Reproduce the records below in full and word for word, excluding pictures.

(Stored data)
_ _ _ _

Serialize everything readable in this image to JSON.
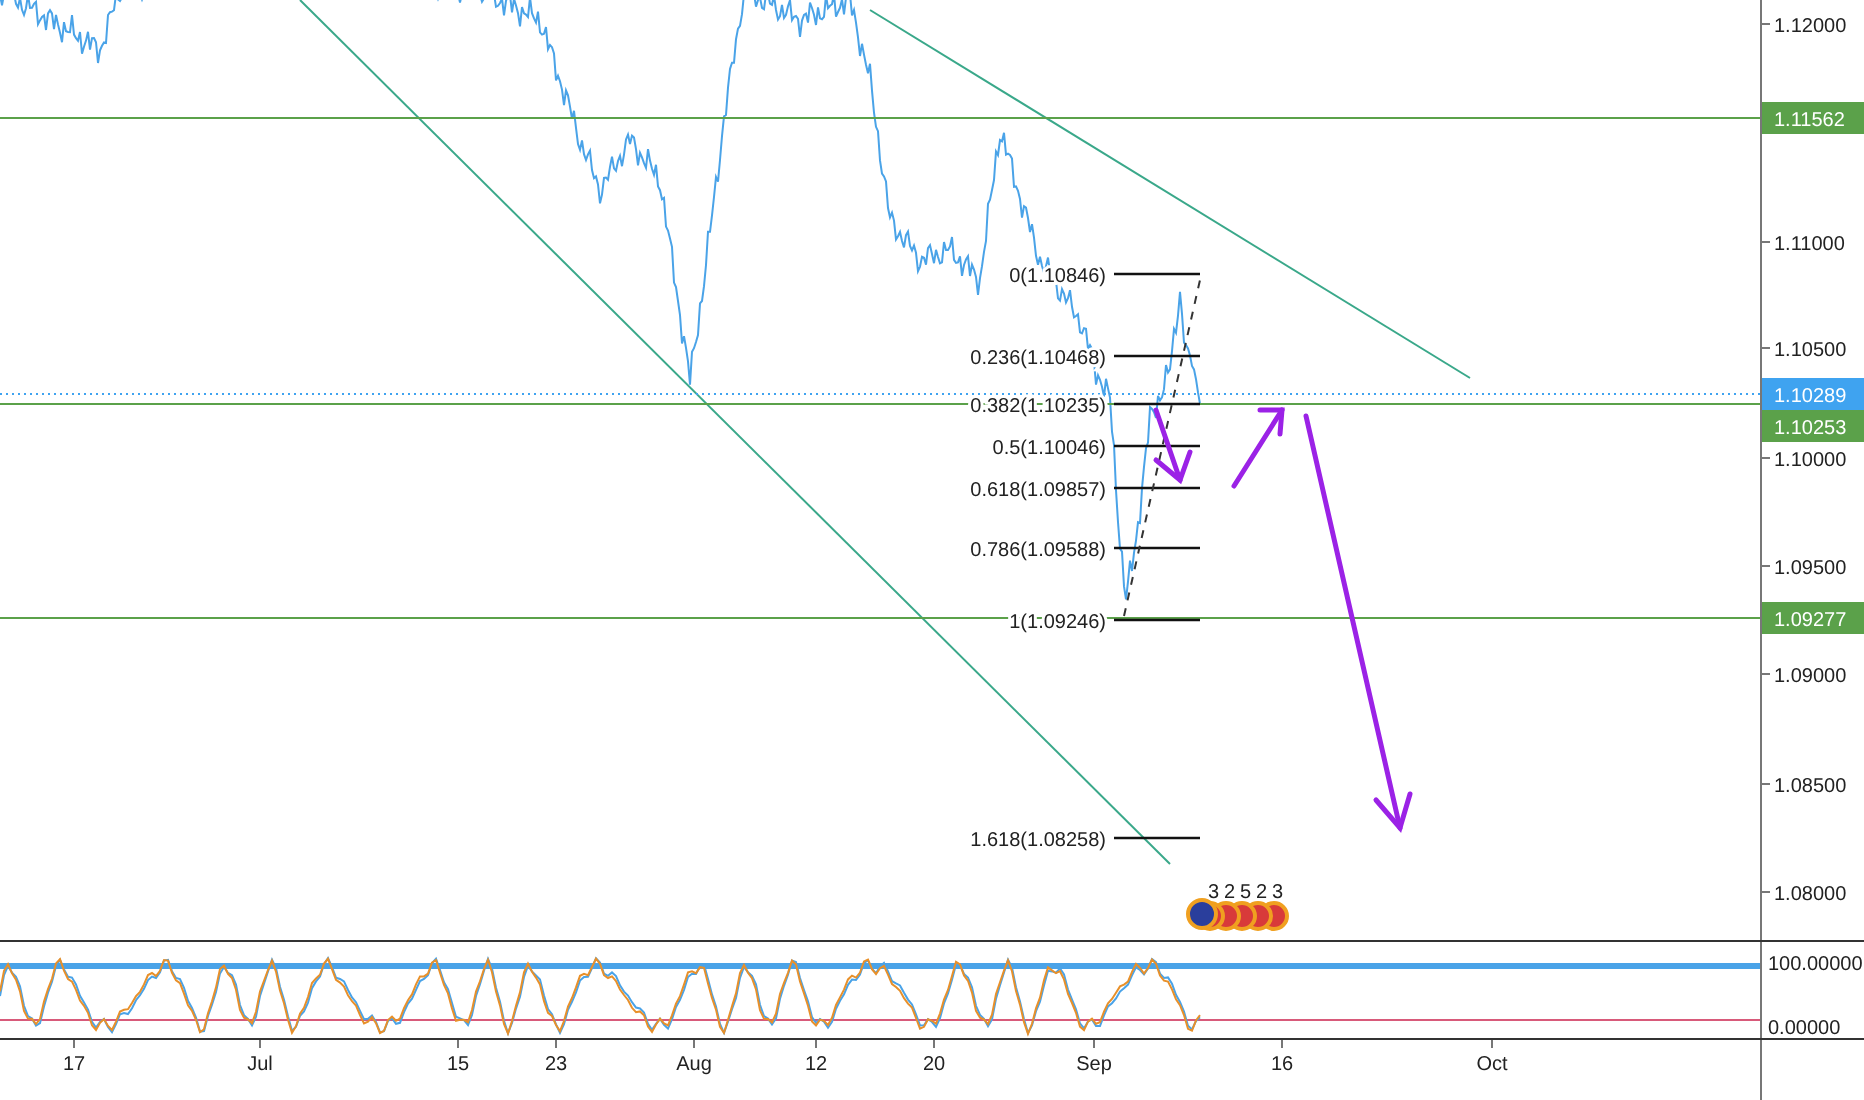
{
  "price_axis": {
    "ticks": [
      "1.12000",
      "1.11000",
      "1.10500",
      "1.10000",
      "1.09500",
      "1.09000",
      "1.08500",
      "1.08000"
    ]
  },
  "levels": [
    {
      "label": "1.11562",
      "color": "#5ba14a",
      "kind": "solid"
    },
    {
      "label": "1.10289",
      "color": "#3fa3f0",
      "kind": "dotted"
    },
    {
      "label": "1.10253",
      "color": "#5ba14a",
      "kind": "solid"
    },
    {
      "label": "1.09277",
      "color": "#5ba14a",
      "kind": "solid"
    }
  ],
  "fibonacci": {
    "levels": [
      "0(1.10846)",
      "0.236(1.10468)",
      "0.382(1.10235)",
      "0.5(1.10046)",
      "0.618(1.09857)",
      "0.786(1.09588)",
      "1(1.09246)",
      "1.618(1.08258)"
    ]
  },
  "events": {
    "counts": [
      "3",
      "2",
      "5",
      "2",
      "3"
    ]
  },
  "oscillator": {
    "ticks": [
      "100.00000",
      "0.00000"
    ]
  },
  "time_axis": {
    "labels": [
      "17",
      "Jul",
      "15",
      "23",
      "Aug",
      "12",
      "20",
      "Sep",
      "16",
      "Oct"
    ]
  }
}
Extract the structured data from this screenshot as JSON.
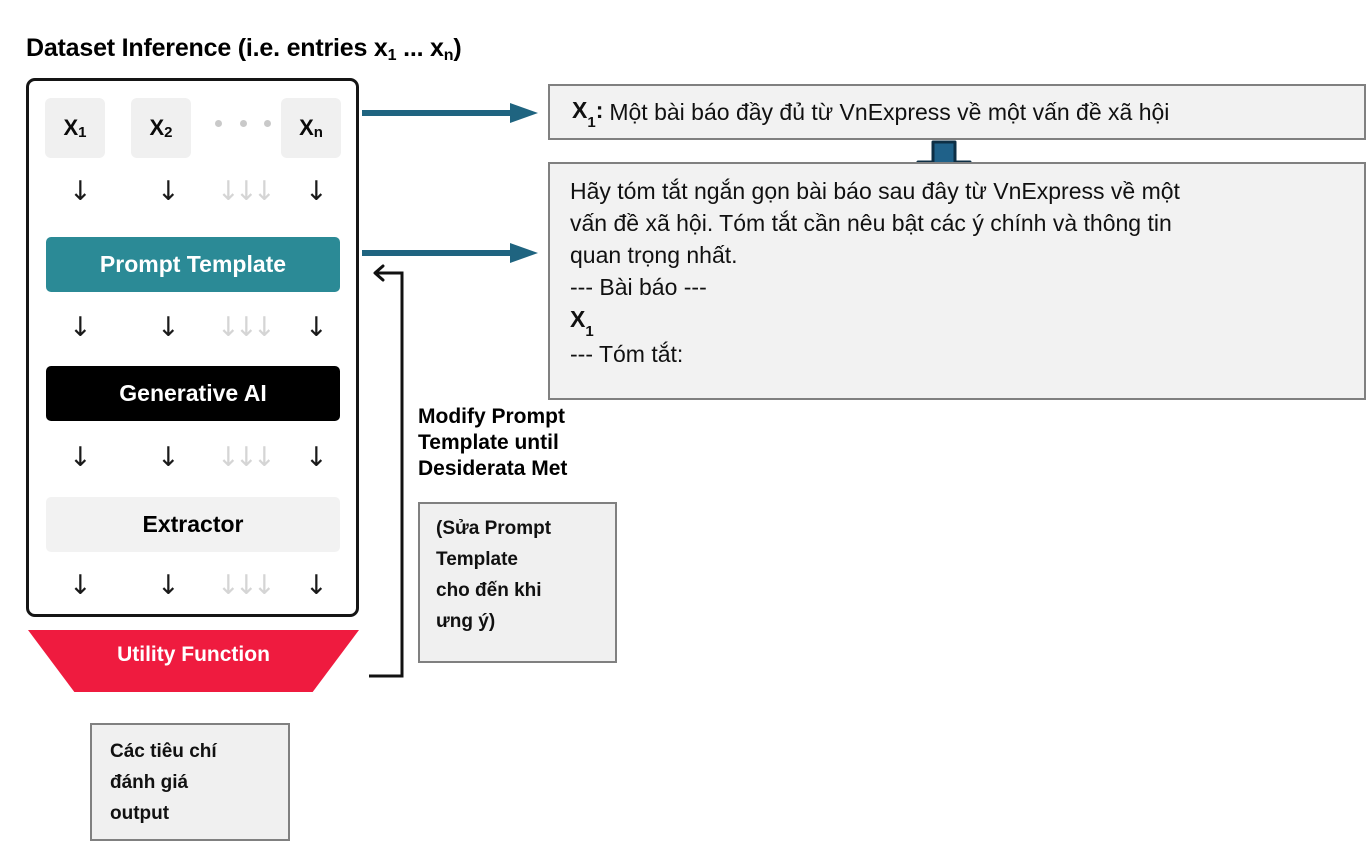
{
  "title": {
    "prefix": "Dataset Inference (i.e. entries x",
    "sub1": "1",
    "middle": " ... x",
    "sub2": "n",
    "suffix": ")",
    "full": "Dataset Inference (i.e. entries x1 ... xn)"
  },
  "pipeline": {
    "entries": [
      {
        "label": "X",
        "sub": "1"
      },
      {
        "label": "X",
        "sub": "2"
      },
      {
        "label": "X",
        "sub": "n"
      }
    ],
    "ellipsis": "• • •",
    "stages": [
      {
        "id": "prompt-template",
        "label": "Prompt Template",
        "color": "#2b8a96",
        "text_color": "#ffffff"
      },
      {
        "id": "generative-ai",
        "label": "Generative AI",
        "color": "#000000",
        "text_color": "#ffffff"
      },
      {
        "id": "extractor",
        "label": "Extractor",
        "color": "#f2f2f2",
        "text_color": "#000000"
      }
    ],
    "utility_function": {
      "label": "Utility Function",
      "color": "#ef1b3f",
      "text_color": "#ffffff"
    },
    "arrow_glyph": "↓"
  },
  "feedback": {
    "caption_line1": "Modify Prompt",
    "caption_line2": "Template until",
    "caption_line3": "Desiderata Met",
    "note_line1": "(Sửa Prompt",
    "note_line2": "Template",
    "note_line3": "cho đến khi",
    "note_line4": "ưng ý)"
  },
  "criteria": {
    "line1": "Các tiêu chí",
    "line2": "đánh giá",
    "line3": "output"
  },
  "example_entry": {
    "key": "X",
    "key_sub": "1",
    "colon": ":",
    "text": "Một bài báo đầy đủ từ VnExpress về một vấn đề xã hội"
  },
  "prompt_example": {
    "line1": "Hãy tóm tắt ngắn gọn bài báo sau đây từ VnExpress về một",
    "line2": "vấn đề xã hội. Tóm tắt cần nêu bật các ý chính và thông tin",
    "line3": "quan trọng nhất.",
    "line4": "--- Bài báo ---",
    "line5_x": "X",
    "line5_sub": "1",
    "line6": "--- Tóm tắt:"
  },
  "colors": {
    "teal_arrow": "#1f6480",
    "blue_down_arrow": "#1f6189",
    "red_banner": "#ef1b3f",
    "teal_box": "#2b8a96",
    "box_fill": "#f2f2f2",
    "box_border": "#808080"
  }
}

_ _ _ _

◆ Written response:
Serialize everything readable in this image to JSON.
{
  "price_axis": {
    "ticks": [
      "1.12000",
      "1.11000",
      "1.10500",
      "1.10000",
      "1.09500",
      "1.09000",
      "1.08500",
      "1.08000"
    ]
  },
  "levels": [
    {
      "label": "1.11562",
      "color": "#5ba14a",
      "kind": "solid"
    },
    {
      "label": "1.10289",
      "color": "#3fa3f0",
      "kind": "dotted"
    },
    {
      "label": "1.10253",
      "color": "#5ba14a",
      "kind": "solid"
    },
    {
      "label": "1.09277",
      "color": "#5ba14a",
      "kind": "solid"
    }
  ],
  "fibonacci": {
    "levels": [
      "0(1.10846)",
      "0.236(1.10468)",
      "0.382(1.10235)",
      "0.5(1.10046)",
      "0.618(1.09857)",
      "0.786(1.09588)",
      "1(1.09246)",
      "1.618(1.08258)"
    ]
  },
  "events": {
    "counts": [
      "3",
      "2",
      "5",
      "2",
      "3"
    ]
  },
  "oscillator": {
    "ticks": [
      "100.00000",
      "0.00000"
    ]
  },
  "time_axis": {
    "labels": [
      "17",
      "Jul",
      "15",
      "23",
      "Aug",
      "12",
      "20",
      "Sep",
      "16",
      "Oct"
    ]
  }
}
Extract the structured data from this screenshot as JSON.
{
  "title": {
    "prefix": "Dataset Inference (i.e. entries x",
    "sub1": "1",
    "middle": " ... x",
    "sub2": "n",
    "suffix": ")",
    "full": "Dataset Inference (i.e. entries x1 ... xn)"
  },
  "pipeline": {
    "entries": [
      {
        "label": "X",
        "sub": "1"
      },
      {
        "label": "X",
        "sub": "2"
      },
      {
        "label": "X",
        "sub": "n"
      }
    ],
    "ellipsis": "• • •",
    "stages": [
      {
        "id": "prompt-template",
        "label": "Prompt Template",
        "color": "#2b8a96",
        "text_color": "#ffffff"
      },
      {
        "id": "generative-ai",
        "label": "Generative AI",
        "color": "#000000",
        "text_color": "#ffffff"
      },
      {
        "id": "extractor",
        "label": "Extractor",
        "color": "#f2f2f2",
        "text_color": "#000000"
      }
    ],
    "utility_function": {
      "label": "Utility Function",
      "color": "#ef1b3f",
      "text_color": "#ffffff"
    },
    "arrow_glyph": "↓"
  },
  "feedback": {
    "caption_line1": "Modify Prompt",
    "caption_line2": "Template until",
    "caption_line3": "Desiderata Met",
    "note_line1": "(Sửa Prompt",
    "note_line2": "Template",
    "note_line3": "cho đến khi",
    "note_line4": "ưng ý)"
  },
  "criteria": {
    "line1": "Các tiêu chí",
    "line2": "đánh giá",
    "line3": "output"
  },
  "example_entry": {
    "key": "X",
    "key_sub": "1",
    "colon": ":",
    "text": "Một bài báo đầy đủ từ VnExpress về một vấn đề xã hội"
  },
  "prompt_example": {
    "line1": "Hãy tóm tắt ngắn gọn bài báo sau đây từ VnExpress về một",
    "line2": "vấn đề xã hội. Tóm tắt cần nêu bật các ý chính và thông tin",
    "line3": "quan trọng nhất.",
    "line4": "--- Bài báo ---",
    "line5_x": "X",
    "line5_sub": "1",
    "line6": "--- Tóm tắt:"
  },
  "colors": {
    "teal_arrow": "#1f6480",
    "blue_down_arrow": "#1f6189",
    "red_banner": "#ef1b3f",
    "teal_box": "#2b8a96",
    "box_fill": "#f2f2f2",
    "box_border": "#808080"
  }
}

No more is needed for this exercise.